GIVEN EXERCISE »
Return all lines below containing the word "Tharsush".

PROVIDED RECORDS »
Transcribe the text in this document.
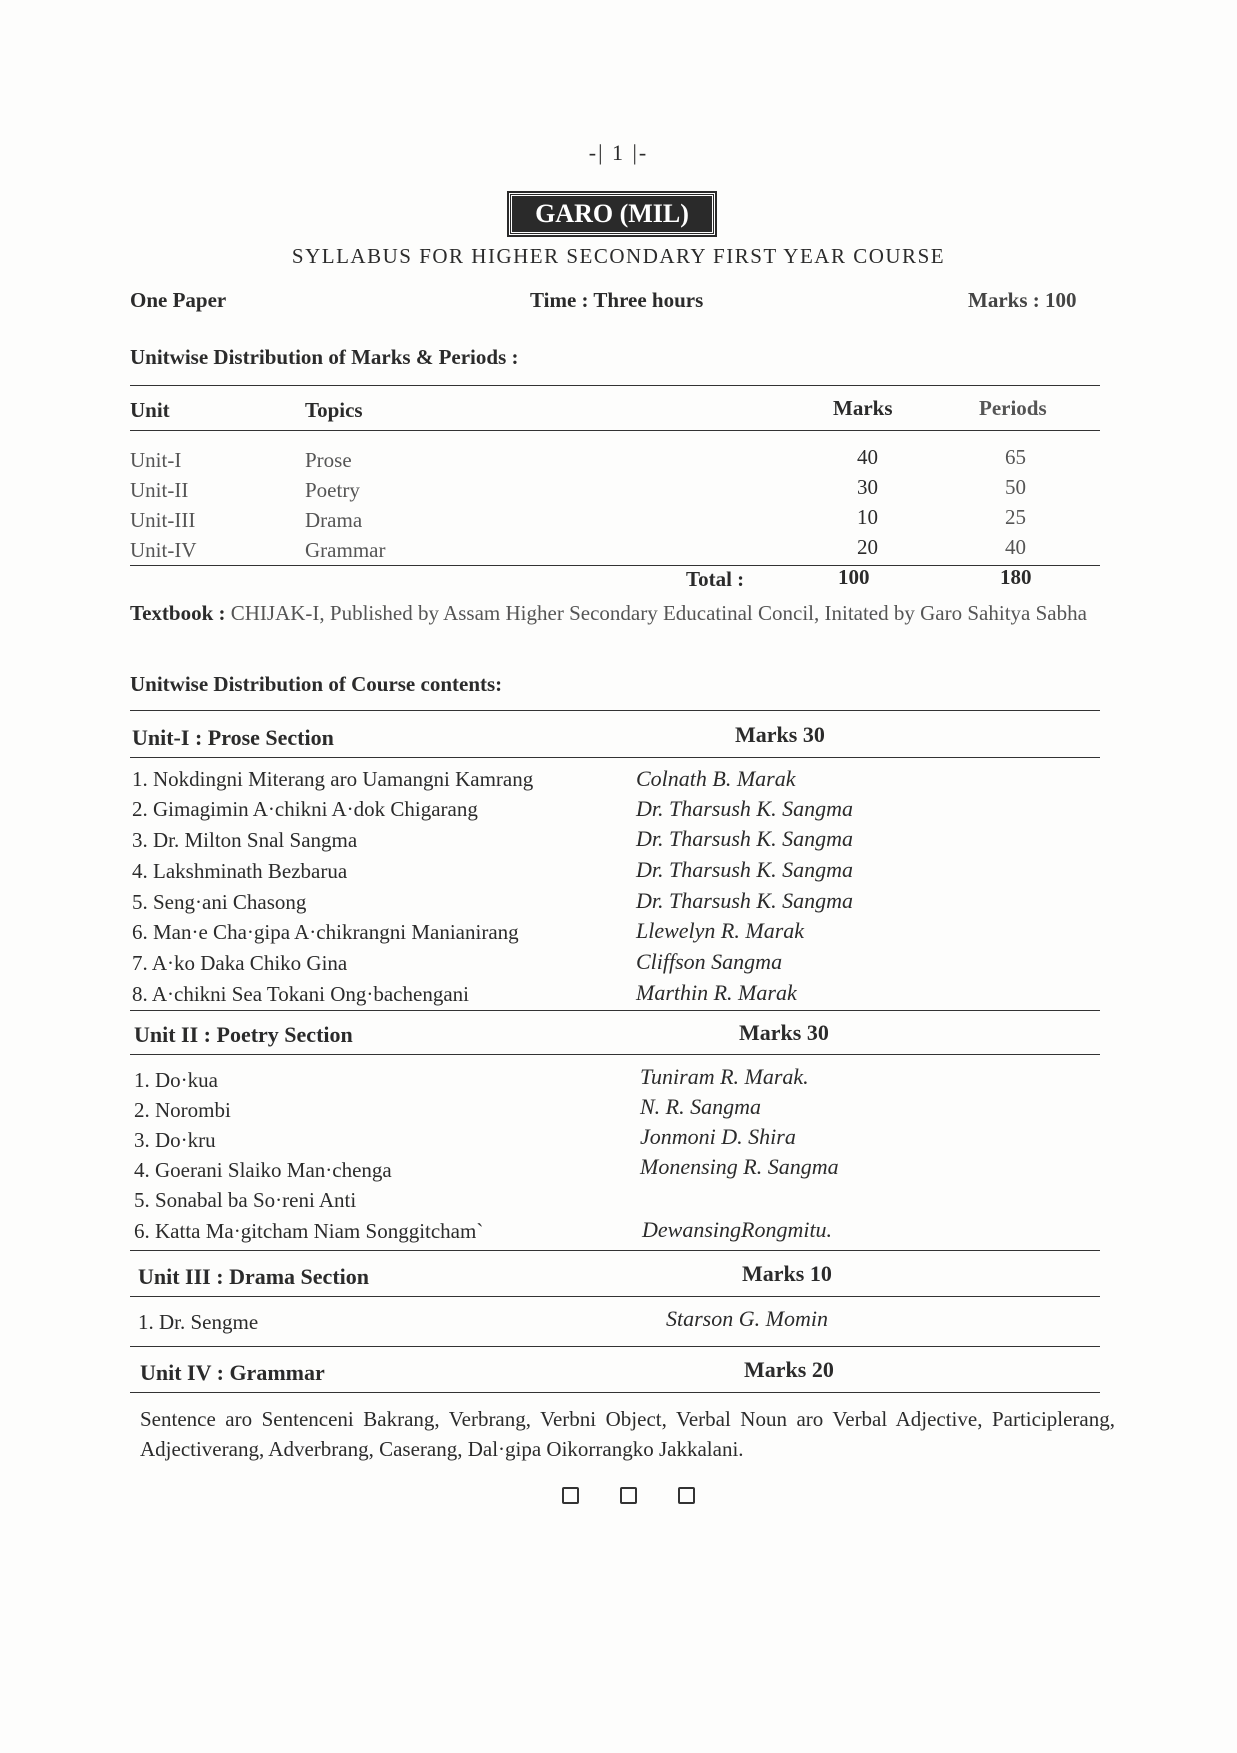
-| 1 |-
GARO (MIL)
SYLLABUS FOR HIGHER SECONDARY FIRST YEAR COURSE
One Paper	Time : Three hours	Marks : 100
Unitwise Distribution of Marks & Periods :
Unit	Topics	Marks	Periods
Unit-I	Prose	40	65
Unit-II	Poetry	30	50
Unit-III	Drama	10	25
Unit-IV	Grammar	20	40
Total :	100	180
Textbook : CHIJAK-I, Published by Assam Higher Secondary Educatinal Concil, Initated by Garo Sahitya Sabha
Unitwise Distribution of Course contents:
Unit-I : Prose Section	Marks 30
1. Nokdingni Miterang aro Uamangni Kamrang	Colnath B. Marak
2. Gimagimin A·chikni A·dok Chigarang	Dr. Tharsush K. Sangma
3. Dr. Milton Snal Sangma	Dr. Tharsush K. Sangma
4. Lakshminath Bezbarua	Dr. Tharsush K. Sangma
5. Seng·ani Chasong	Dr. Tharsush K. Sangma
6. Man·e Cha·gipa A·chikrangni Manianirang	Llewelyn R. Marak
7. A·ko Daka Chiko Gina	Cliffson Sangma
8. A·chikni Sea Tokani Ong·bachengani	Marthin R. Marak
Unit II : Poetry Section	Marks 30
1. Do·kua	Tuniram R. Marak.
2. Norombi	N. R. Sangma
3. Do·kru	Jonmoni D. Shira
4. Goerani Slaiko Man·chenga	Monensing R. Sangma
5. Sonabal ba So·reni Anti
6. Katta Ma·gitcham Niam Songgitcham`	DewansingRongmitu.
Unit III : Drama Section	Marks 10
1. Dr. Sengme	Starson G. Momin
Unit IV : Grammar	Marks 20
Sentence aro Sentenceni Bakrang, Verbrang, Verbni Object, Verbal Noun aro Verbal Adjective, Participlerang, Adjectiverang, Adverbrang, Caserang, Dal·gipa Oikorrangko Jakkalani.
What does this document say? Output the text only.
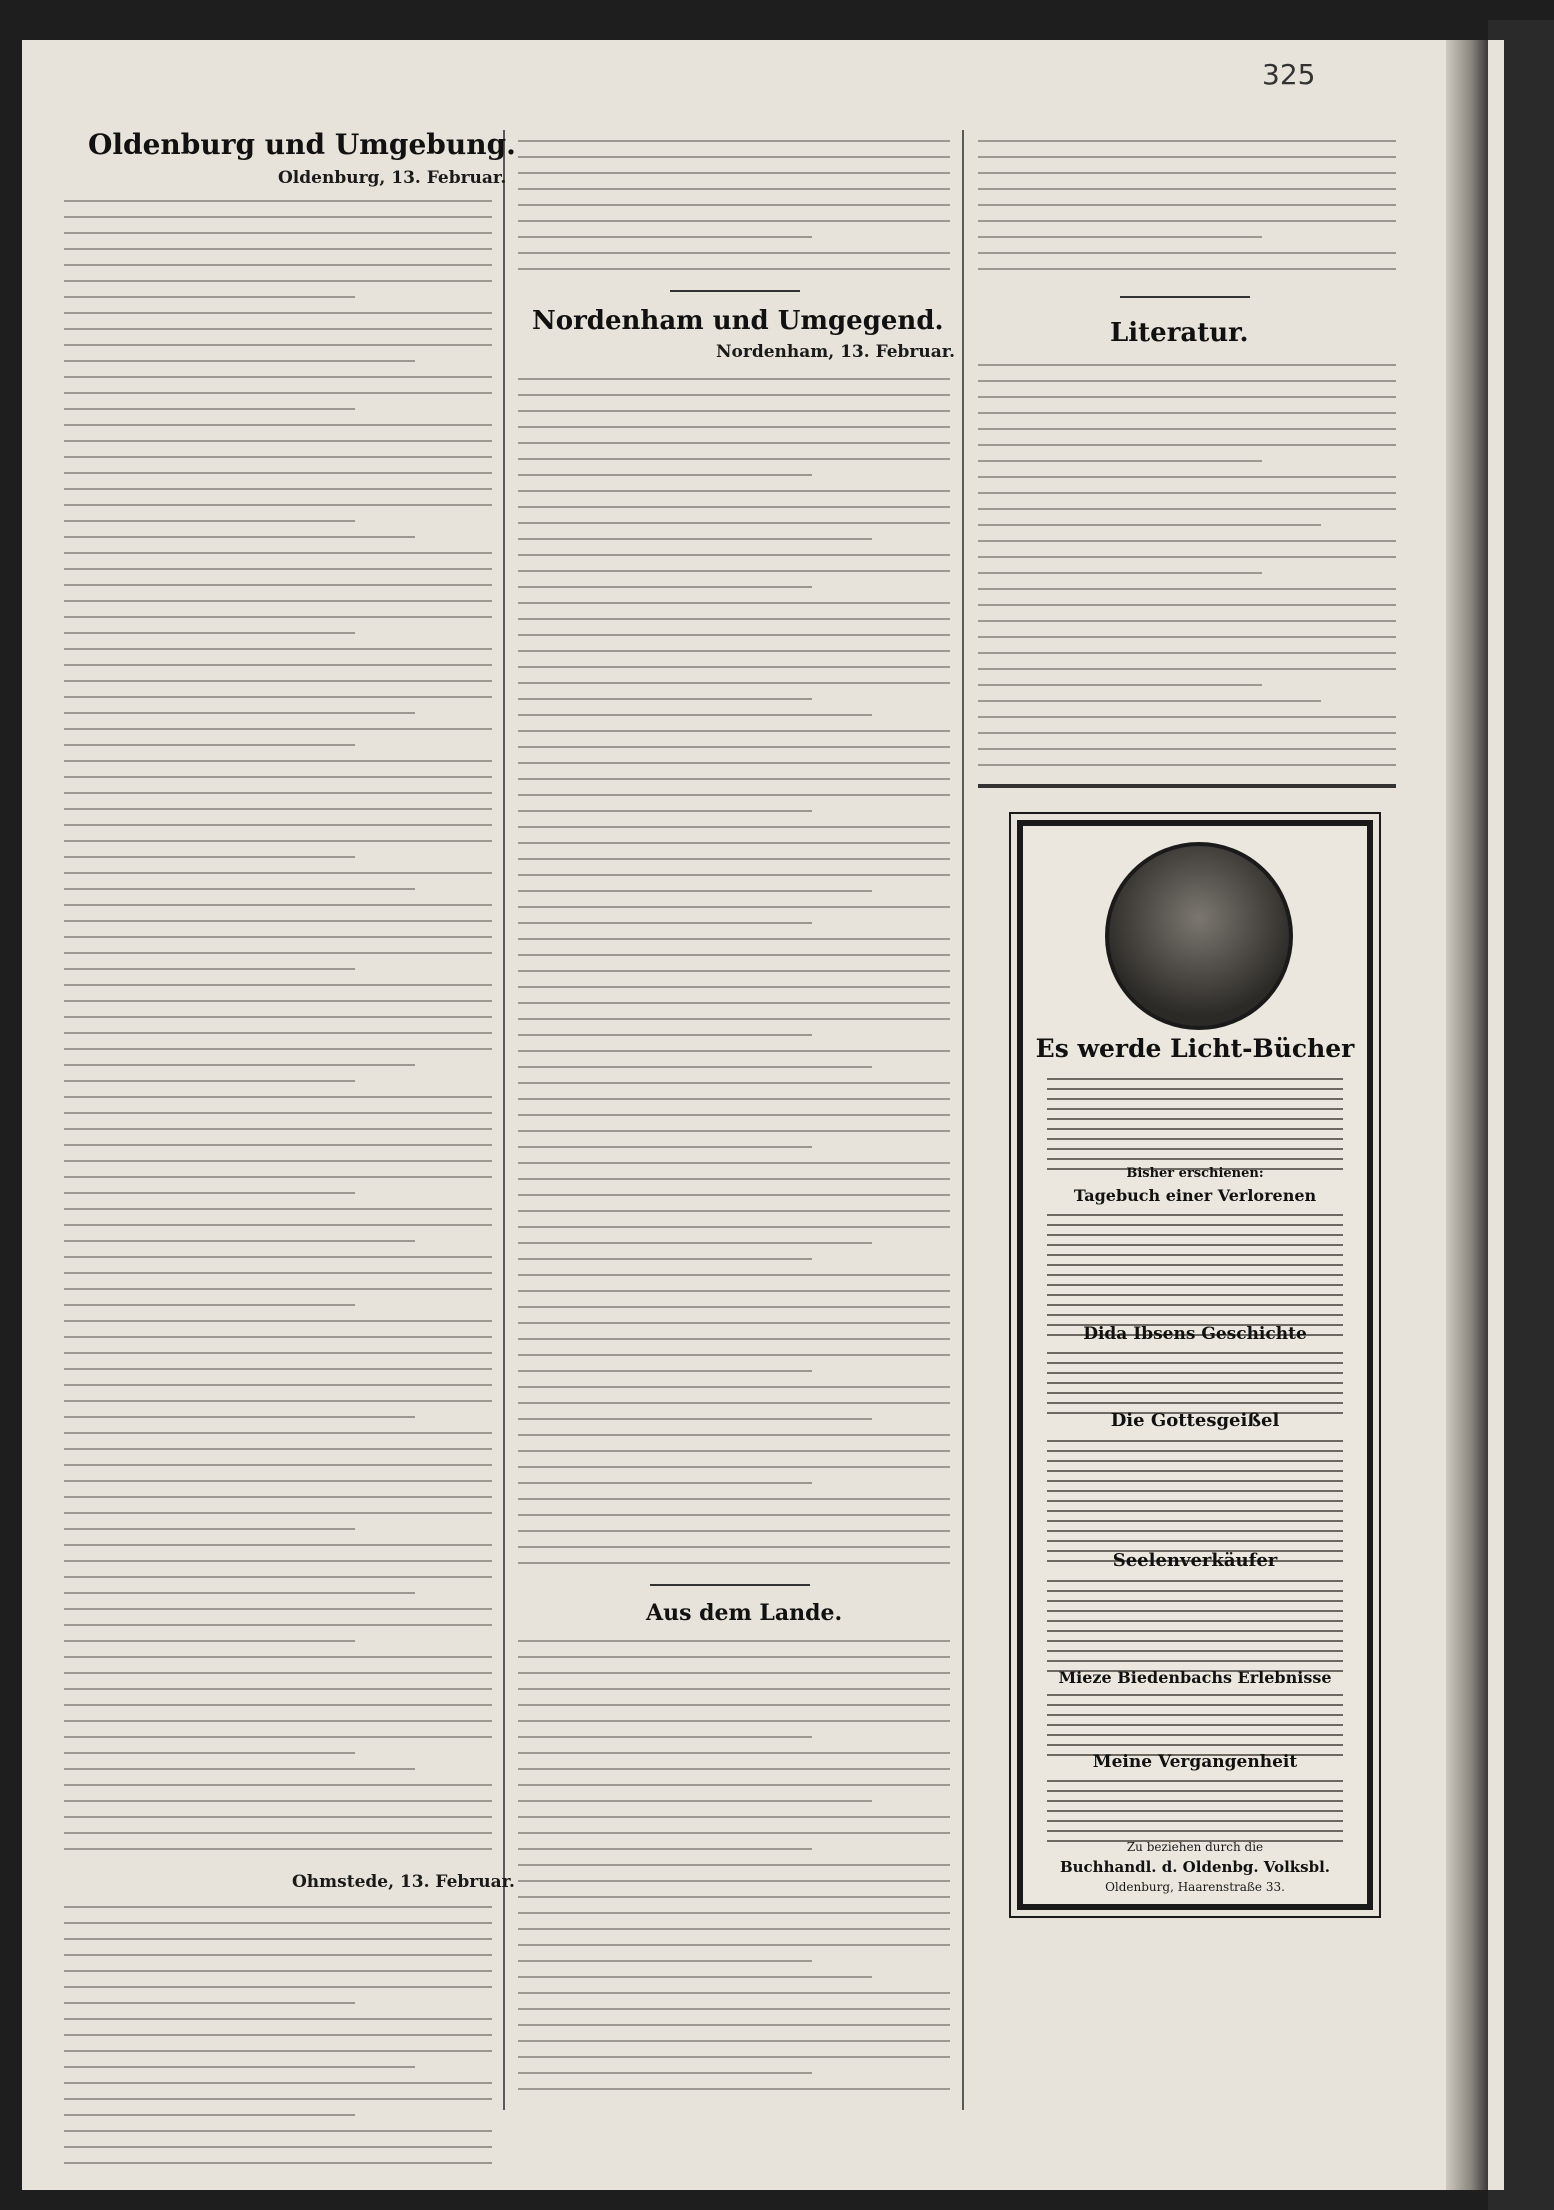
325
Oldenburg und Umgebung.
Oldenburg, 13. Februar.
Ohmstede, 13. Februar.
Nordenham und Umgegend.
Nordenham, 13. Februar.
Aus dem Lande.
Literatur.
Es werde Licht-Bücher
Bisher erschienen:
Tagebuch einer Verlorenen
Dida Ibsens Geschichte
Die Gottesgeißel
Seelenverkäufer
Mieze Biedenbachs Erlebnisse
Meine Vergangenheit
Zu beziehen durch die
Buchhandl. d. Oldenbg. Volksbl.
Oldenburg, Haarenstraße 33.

EXERCISE SOLUTION »
2. Gimagimin A·chikni A·dok Chigarang	Dr. Tharsush K. Sangma
3. Dr. Milton Snal Sangma	Dr. Tharsush K. Sangma
4. Lakshminath Bezbarua	Dr. Tharsush K. Sangma
5. Seng·ani Chasong	Dr. Tharsush K. Sangma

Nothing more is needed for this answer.